● WHAT IS BEING ASKED:
Copy out all of the data below with no alterations.
::: DATASET RECORDS :::
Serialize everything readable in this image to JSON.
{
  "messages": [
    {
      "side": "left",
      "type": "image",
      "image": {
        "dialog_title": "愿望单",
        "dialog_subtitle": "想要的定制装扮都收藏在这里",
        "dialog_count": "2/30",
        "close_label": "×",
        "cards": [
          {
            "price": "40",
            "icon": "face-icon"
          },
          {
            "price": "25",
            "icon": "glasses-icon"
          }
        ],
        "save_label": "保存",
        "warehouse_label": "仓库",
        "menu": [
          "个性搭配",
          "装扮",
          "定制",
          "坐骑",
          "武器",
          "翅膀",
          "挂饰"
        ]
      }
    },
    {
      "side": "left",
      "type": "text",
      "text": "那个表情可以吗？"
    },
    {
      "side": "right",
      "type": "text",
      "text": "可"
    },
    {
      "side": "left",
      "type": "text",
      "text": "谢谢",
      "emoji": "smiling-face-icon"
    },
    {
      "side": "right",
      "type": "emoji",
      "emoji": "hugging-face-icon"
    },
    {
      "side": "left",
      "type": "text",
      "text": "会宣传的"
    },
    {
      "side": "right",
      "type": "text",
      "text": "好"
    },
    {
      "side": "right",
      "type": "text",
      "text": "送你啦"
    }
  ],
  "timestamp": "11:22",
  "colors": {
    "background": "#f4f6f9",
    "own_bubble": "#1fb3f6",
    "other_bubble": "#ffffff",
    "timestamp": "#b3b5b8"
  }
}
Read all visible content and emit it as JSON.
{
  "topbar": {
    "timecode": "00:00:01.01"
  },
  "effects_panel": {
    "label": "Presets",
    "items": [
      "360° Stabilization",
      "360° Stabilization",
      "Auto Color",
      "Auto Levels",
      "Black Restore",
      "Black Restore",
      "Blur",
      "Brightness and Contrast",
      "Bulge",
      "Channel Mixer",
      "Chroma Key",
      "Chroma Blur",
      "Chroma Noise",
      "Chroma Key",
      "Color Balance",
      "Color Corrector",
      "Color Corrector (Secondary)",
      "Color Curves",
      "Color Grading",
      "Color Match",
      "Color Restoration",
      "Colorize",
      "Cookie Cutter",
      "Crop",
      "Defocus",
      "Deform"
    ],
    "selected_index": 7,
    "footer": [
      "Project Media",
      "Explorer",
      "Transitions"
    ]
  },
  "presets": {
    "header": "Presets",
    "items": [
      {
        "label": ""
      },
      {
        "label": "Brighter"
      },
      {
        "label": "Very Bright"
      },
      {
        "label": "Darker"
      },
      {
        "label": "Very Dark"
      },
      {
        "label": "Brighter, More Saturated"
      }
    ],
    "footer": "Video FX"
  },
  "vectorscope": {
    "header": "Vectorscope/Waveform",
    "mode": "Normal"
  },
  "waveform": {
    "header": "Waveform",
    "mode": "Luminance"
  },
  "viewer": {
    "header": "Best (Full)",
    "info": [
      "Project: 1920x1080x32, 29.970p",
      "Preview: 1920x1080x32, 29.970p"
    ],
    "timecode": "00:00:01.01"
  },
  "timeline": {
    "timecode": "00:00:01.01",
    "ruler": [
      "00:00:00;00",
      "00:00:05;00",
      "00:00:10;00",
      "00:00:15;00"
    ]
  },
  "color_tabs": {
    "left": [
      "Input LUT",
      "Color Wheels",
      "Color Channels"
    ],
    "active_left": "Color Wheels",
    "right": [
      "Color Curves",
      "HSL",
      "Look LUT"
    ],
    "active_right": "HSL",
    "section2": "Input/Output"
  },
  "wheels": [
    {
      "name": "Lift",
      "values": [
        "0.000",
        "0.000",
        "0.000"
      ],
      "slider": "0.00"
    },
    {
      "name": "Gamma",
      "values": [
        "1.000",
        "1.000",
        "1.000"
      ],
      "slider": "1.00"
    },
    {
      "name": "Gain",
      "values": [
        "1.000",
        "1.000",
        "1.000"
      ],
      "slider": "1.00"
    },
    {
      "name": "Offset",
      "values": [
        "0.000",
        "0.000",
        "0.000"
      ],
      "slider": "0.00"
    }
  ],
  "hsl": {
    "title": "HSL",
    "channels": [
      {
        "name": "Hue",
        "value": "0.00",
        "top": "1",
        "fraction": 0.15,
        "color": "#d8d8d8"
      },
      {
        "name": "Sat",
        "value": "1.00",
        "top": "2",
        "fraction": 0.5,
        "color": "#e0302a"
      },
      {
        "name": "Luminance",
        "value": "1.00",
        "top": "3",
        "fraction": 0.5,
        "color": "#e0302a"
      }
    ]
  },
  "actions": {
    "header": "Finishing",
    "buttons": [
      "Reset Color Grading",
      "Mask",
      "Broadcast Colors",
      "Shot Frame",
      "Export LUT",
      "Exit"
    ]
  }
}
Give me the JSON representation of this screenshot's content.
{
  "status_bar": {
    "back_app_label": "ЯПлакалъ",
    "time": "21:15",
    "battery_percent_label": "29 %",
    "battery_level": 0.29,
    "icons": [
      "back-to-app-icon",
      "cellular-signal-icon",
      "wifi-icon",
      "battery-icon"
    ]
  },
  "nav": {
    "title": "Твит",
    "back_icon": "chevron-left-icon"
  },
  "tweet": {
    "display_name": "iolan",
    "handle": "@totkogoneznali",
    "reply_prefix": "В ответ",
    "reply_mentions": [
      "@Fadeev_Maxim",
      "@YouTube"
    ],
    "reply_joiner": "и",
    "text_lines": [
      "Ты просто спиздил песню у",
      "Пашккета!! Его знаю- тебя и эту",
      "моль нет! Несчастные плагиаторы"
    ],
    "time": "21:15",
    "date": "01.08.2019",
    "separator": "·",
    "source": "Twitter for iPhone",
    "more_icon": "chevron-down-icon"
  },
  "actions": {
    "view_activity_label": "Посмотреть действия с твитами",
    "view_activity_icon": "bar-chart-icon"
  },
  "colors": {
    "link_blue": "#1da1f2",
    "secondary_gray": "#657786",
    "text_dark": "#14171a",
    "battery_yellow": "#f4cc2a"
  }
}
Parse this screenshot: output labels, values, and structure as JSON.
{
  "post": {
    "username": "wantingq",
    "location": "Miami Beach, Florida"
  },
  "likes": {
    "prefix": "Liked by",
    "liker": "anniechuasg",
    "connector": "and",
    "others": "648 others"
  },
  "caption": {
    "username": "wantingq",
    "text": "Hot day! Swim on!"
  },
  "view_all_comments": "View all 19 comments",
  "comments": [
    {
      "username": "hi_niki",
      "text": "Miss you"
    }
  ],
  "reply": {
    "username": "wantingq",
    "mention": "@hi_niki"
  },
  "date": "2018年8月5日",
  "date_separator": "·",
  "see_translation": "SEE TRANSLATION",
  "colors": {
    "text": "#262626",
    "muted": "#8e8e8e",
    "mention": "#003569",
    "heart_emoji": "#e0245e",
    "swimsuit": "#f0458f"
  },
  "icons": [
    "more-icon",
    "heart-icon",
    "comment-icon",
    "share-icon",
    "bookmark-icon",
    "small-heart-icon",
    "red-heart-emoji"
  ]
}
:::
● SOLVED PROBLEM:
Serialize everything readable in this image to JSON.
{
  "messages": [
    {
      "side": "left",
      "type": "image",
      "image": {
        "dialog_title": "愿望单",
        "dialog_subtitle": "想要的定制装扮都收藏在这里",
        "dialog_count": "2/30",
        "close_label": "×",
        "cards": [
          {
            "price": "40",
            "icon": "face-icon"
          },
          {
            "price": "25",
            "icon": "glasses-icon"
          }
        ],
        "save_label": "保存",
        "warehouse_label": "仓库",
        "menu": [
          "个性搭配",
          "装扮",
          "定制",
          "坐骑",
          "武器",
          "翅膀",
          "挂饰"
        ]
      }
    },
    {
      "side": "left",
      "type": "text",
      "text": "那个表情可以吗？"
    },
    {
      "side": "right",
      "type": "text",
      "text": "可"
    },
    {
      "side": "left",
      "type": "text",
      "text": "谢谢",
      "emoji": "smiling-face-icon"
    },
    {
      "side": "right",
      "type": "emoji",
      "emoji": "hugging-face-icon"
    },
    {
      "side": "left",
      "type": "text",
      "text": "会宣传的"
    },
    {
      "side": "right",
      "type": "text",
      "text": "好"
    },
    {
      "side": "right",
      "type": "text",
      "text": "送你啦"
    }
  ],
  "timestamp": "11:22",
  "colors": {
    "background": "#f4f6f9",
    "own_bubble": "#1fb3f6",
    "other_bubble": "#ffffff",
    "timestamp": "#b3b5b8"
  }
}
Read all visible content and emit it as JSON.
{
  "topbar": {
    "timecode": "00:00:01.01"
  },
  "effects_panel": {
    "label": "Presets",
    "items": [
      "360° Stabilization",
      "360° Stabilization",
      "Auto Color",
      "Auto Levels",
      "Black Restore",
      "Black Restore",
      "Blur",
      "Brightness and Contrast",
      "Bulge",
      "Channel Mixer",
      "Chroma Key",
      "Chroma Blur",
      "Chroma Noise",
      "Chroma Key",
      "Color Balance",
      "Color Corrector",
      "Color Corrector (Secondary)",
      "Color Curves",
      "Color Grading",
      "Color Match",
      "Color Restoration",
      "Colorize",
      "Cookie Cutter",
      "Crop",
      "Defocus",
      "Deform"
    ],
    "selected_index": 7,
    "footer": [
      "Project Media",
      "Explorer",
      "Transitions"
    ]
  },
  "presets": {
    "header": "Presets",
    "items": [
      {
        "label": ""
      },
      {
        "label": "Brighter"
      },
      {
        "label": "Very Bright"
      },
      {
        "label": "Darker"
      },
      {
        "label": "Very Dark"
      },
      {
        "label": "Brighter, More Saturated"
      }
    ],
    "footer": "Video FX"
  },
  "vectorscope": {
    "header": "Vectorscope/Waveform",
    "mode": "Normal"
  },
  "waveform": {
    "header": "Waveform",
    "mode": "Luminance"
  },
  "viewer": {
    "header": "Best (Full)",
    "info": [
      "Project: 1920x1080x32, 29.970p",
      "Preview: 1920x1080x32, 29.970p"
    ],
    "timecode": "00:00:01.01"
  },
  "timeline": {
    "timecode": "00:00:01.01",
    "ruler": [
      "00:00:00;00",
      "00:00:05;00",
      "00:00:10;00",
      "00:00:15;00"
    ]
  },
  "color_tabs": {
    "left": [
      "Input LUT",
      "Color Wheels",
      "Color Channels"
    ],
    "active_left": "Color Wheels",
    "right": [
      "Color Curves",
      "HSL",
      "Look LUT"
    ],
    "active_right": "HSL",
    "section2": "Input/Output"
  },
  "wheels": [
    {
      "name": "Lift",
      "values": [
        "0.000",
        "0.000",
        "0.000"
      ],
      "slider": "0.00"
    },
    {
      "name": "Gamma",
      "values": [
        "1.000",
        "1.000",
        "1.000"
      ],
      "slider": "1.00"
    },
    {
      "name": "Gain",
      "values": [
        "1.000",
        "1.000",
        "1.000"
      ],
      "slider": "1.00"
    },
    {
      "name": "Offset",
      "values": [
        "0.000",
        "0.000",
        "0.000"
      ],
      "slider": "0.00"
    }
  ],
  "hsl": {
    "title": "HSL",
    "channels": [
      {
        "name": "Hue",
        "value": "0.00",
        "top": "1",
        "fraction": 0.15,
        "color": "#d8d8d8"
      },
      {
        "name": "Sat",
        "value": "1.00",
        "top": "2",
        "fraction": 0.5,
        "color": "#e0302a"
      },
      {
        "name": "Luminance",
        "value": "1.00",
        "top": "3",
        "fraction": 0.5,
        "color": "#e0302a"
      }
    ]
  },
  "actions": {
    "header": "Finishing",
    "buttons": [
      "Reset Color Grading",
      "Mask",
      "Broadcast Colors",
      "Shot Frame",
      "Export LUT",
      "Exit"
    ]
  }
}
Give me the JSON representation of this screenshot's content.
{
  "status_bar": {
    "back_app_label": "ЯПлакалъ",
    "time": "21:15",
    "battery_percent_label": "29 %",
    "battery_level": 0.29,
    "icons": [
      "back-to-app-icon",
      "cellular-signal-icon",
      "wifi-icon",
      "battery-icon"
    ]
  },
  "nav": {
    "title": "Твит",
    "back_icon": "chevron-left-icon"
  },
  "tweet": {
    "display_name": "iolan",
    "handle": "@totkogoneznali",
    "reply_prefix": "В ответ",
    "reply_mentions": [
      "@Fadeev_Maxim",
      "@YouTube"
    ],
    "reply_joiner": "и",
    "text_lines": [
      "Ты просто спиздил песню у",
      "Пашккета!! Его знаю- тебя и эту",
      "моль нет! Несчастные плагиаторы"
    ],
    "time": "21:15",
    "date": "01.08.2019",
    "separator": "·",
    "source": "Twitter for iPhone",
    "more_icon": "chevron-down-icon"
  },
  "actions": {
    "view_activity_label": "Посмотреть действия с твитами",
    "view_activity_icon": "bar-chart-icon"
  },
  "colors": {
    "link_blue": "#1da1f2",
    "secondary_gray": "#657786",
    "text_dark": "#14171a",
    "battery_yellow": "#f4cc2a"
  }
}
Parse this screenshot: output labels, values, and structure as JSON.
{
  "post": {
    "username": "wantingq",
    "location": "Miami Beach, Florida"
  },
  "likes": {
    "prefix": "Liked by",
    "liker": "anniechuasg",
    "connector": "and",
    "others": "648 others"
  },
  "caption": {
    "username": "wantingq",
    "text": "Hot day! Swim on!"
  },
  "view_all_comments": "View all 19 comments",
  "comments": [
    {
      "username": "hi_niki",
      "text": "Miss you"
    }
  ],
  "reply": {
    "username": "wantingq",
    "mention": "@hi_niki"
  },
  "date": "2018年8月5日",
  "date_separator": "·",
  "see_translation": "SEE TRANSLATION",
  "colors": {
    "text": "#262626",
    "muted": "#8e8e8e",
    "mention": "#003569",
    "heart_emoji": "#e0245e",
    "swimsuit": "#f0458f"
  },
  "icons": [
    "more-icon",
    "heart-icon",
    "comment-icon",
    "share-icon",
    "bookmark-icon",
    "small-heart-icon",
    "red-heart-emoji"
  ]
}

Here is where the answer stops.